--- Extract provided Enclosed Below ---

# Boof — Advanced Usage

## Section-by-Section Summarization

For full-document summaries that don't miss content, use chunk-then-merge:

1. Boof the document (converts + indexes)
2. Read the markdown and identify section headers
3. Summarize each section individually (small context, focused attention)
4. Merge section summaries into a cohesive overview

This avoids the "lost in the middle" problem where LLMs skip content in the middle of long documents.

## Batch Processing

Boof multiple documents into the same collection:

```bash
# Process all PDFs in a folder
for pdf in /path/to/papers/*.pdf; do
  ./scripts/boof.sh "$pdf" --collection "research-papers" --output-dir ./boofed
done

# Now query across all papers at once
qmd query "lithium extraction methods" -c research-papers
```

## Custom Collections

Organize documents by project:

```bash
# Battery VIP conference materials
boof.sh deck.pdf --collection battery-vip
boof.sh speaker-bios.pdf --collection battery-vip

# DOE grant materials
boof.sh nofo-2026.pdf --collection doe-grants
boof.sh technical-volume.pdf --collection doe-grants

# Query within a specific project
qmd query "eligibility requirements" -c doe-grants
```

## Query Patterns for Agents

When an agent needs to analyze a boofed document:

```bash
# Targeted retrieval (5 most relevant chunks)
qmd query "what are the key findings about membrane durability" -c paper-name -n 5

# Full-text search (exact matches)
qmd search "LiFePO4" -c paper-name

# Get more results for comprehensive analysis
qmd query "experimental results" -c paper-name -n 15

# Output as JSON (for programmatic use)
qmd query "cost analysis" -c paper-name --json
```

## Token Efficiency Comparison

| Approach | Tokens per query | Full doc coverage |
|----------|-----------------|-------------------|
| Full PDF in context | 50,000-150,000 | ⚠️ Lost in middle |
| RAG (top 5 chunks) | 2,000-5,000 | ✅ Targeted |
| RAG (top 15 chunks) | 6,000-15,000 | ✅ Broader |
| Section summaries | 15,000-25,000 | ✅ Complete |

## Re-indexing

After updating or adding documents:

```bash
# Re-index all collections
qmd update

# Rebuild embeddings
qmd embed -f
```

--- End of Enclosed Extract provided ---
--- Entries provided Enclosed Below ---

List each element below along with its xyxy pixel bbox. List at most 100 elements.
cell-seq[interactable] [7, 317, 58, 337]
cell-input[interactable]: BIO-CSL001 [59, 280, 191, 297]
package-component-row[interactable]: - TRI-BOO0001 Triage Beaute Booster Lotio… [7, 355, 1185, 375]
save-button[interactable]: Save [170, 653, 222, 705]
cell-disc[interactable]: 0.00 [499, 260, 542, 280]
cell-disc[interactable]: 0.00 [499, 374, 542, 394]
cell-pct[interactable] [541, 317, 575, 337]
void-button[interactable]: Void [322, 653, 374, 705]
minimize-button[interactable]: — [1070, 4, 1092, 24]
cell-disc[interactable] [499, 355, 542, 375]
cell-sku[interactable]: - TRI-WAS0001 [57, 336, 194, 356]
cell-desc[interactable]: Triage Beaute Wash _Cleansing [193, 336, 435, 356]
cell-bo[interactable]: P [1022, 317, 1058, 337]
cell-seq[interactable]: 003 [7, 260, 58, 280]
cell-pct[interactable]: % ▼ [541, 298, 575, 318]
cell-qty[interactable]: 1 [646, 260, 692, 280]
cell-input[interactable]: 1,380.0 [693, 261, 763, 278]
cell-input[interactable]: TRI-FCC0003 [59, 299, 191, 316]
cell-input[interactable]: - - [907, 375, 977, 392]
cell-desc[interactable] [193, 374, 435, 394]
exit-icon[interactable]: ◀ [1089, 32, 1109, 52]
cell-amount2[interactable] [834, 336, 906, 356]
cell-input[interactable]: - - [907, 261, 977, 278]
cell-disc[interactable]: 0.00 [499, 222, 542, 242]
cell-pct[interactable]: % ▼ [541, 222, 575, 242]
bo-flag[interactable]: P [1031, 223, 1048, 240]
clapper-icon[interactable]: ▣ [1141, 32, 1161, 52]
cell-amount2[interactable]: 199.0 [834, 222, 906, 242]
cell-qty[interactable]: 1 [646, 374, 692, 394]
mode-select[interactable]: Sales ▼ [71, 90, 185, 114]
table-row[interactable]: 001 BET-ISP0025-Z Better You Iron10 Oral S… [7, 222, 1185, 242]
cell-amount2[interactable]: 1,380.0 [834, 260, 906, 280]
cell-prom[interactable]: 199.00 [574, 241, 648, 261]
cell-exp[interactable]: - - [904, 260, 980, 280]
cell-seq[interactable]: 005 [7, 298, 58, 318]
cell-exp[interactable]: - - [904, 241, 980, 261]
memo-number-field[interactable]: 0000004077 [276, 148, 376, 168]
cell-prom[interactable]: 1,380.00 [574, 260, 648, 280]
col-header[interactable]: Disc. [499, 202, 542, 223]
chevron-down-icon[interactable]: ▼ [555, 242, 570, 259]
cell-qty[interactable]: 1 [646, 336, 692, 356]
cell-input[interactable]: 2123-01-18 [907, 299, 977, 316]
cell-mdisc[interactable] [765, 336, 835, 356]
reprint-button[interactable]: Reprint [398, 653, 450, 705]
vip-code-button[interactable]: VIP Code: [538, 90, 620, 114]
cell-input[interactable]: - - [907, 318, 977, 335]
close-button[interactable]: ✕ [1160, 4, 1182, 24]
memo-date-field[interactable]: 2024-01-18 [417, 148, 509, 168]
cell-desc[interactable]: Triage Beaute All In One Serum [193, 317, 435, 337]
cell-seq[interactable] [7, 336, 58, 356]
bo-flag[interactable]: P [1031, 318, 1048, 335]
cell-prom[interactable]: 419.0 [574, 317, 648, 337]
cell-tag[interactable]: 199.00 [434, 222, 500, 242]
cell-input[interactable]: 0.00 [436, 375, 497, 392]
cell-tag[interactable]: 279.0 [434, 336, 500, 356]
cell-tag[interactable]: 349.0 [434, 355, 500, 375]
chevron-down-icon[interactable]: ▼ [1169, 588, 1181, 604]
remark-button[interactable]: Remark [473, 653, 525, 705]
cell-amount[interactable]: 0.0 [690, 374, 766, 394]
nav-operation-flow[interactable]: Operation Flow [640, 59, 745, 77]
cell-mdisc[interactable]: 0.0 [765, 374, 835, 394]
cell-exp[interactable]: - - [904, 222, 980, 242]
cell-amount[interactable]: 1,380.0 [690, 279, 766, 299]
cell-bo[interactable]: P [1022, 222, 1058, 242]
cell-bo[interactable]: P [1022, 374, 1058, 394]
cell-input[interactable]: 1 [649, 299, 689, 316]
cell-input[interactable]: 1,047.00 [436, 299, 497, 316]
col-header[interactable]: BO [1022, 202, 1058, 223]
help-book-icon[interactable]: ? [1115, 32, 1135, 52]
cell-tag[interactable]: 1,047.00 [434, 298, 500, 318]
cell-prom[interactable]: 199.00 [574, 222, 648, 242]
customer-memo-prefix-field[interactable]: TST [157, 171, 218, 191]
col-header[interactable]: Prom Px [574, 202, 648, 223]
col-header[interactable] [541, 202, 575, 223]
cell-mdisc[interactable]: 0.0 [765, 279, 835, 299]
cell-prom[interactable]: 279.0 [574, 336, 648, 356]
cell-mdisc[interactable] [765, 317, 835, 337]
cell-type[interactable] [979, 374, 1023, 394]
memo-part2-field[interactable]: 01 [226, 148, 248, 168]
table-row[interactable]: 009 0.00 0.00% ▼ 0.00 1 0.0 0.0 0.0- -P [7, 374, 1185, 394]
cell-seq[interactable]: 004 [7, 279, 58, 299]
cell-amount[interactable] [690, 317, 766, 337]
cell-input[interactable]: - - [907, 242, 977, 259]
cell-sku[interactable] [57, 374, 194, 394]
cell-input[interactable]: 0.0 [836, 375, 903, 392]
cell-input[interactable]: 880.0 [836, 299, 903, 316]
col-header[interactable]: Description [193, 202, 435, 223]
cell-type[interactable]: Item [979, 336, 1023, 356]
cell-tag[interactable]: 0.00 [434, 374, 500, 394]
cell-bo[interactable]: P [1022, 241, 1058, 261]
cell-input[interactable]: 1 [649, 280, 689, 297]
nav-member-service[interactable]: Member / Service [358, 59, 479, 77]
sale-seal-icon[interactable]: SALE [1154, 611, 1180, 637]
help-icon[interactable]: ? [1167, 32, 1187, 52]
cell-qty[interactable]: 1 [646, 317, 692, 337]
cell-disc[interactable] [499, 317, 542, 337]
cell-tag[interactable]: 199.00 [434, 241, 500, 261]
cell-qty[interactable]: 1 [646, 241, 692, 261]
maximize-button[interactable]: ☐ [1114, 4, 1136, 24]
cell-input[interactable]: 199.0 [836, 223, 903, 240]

--- End of Enclosed Entries provided ---

__What you will do__
A) Answer these questions using the Boof advanced-usage page:
(i) What problem does the chunk-then-merge approach avoid?
(ii) How many tokens per query does the token efficiency table give for RAG (top 5 chunks)?
(iii) Which command rebuilds embeddings?
B) Repeat, word for word, everything in the Boof advanced-usage page from "# Full-text search" down to "(for programmatic use)".
Nothing in the listing is required here.

__Solutions to the exercise__
A)
(i) The "lost in the middle" problem, where LLMs skip content in the middle of long documents.
(ii) 2,000-5,000.
(iii) qmd embed -f

B)
# Full-text search (exact matches)
qmd search "LiFePO4" -c paper-name

# Get more results for comprehensive analysis
qmd query "experimental results" -c paper-name -n 15

# Output as JSON (for programmatic use)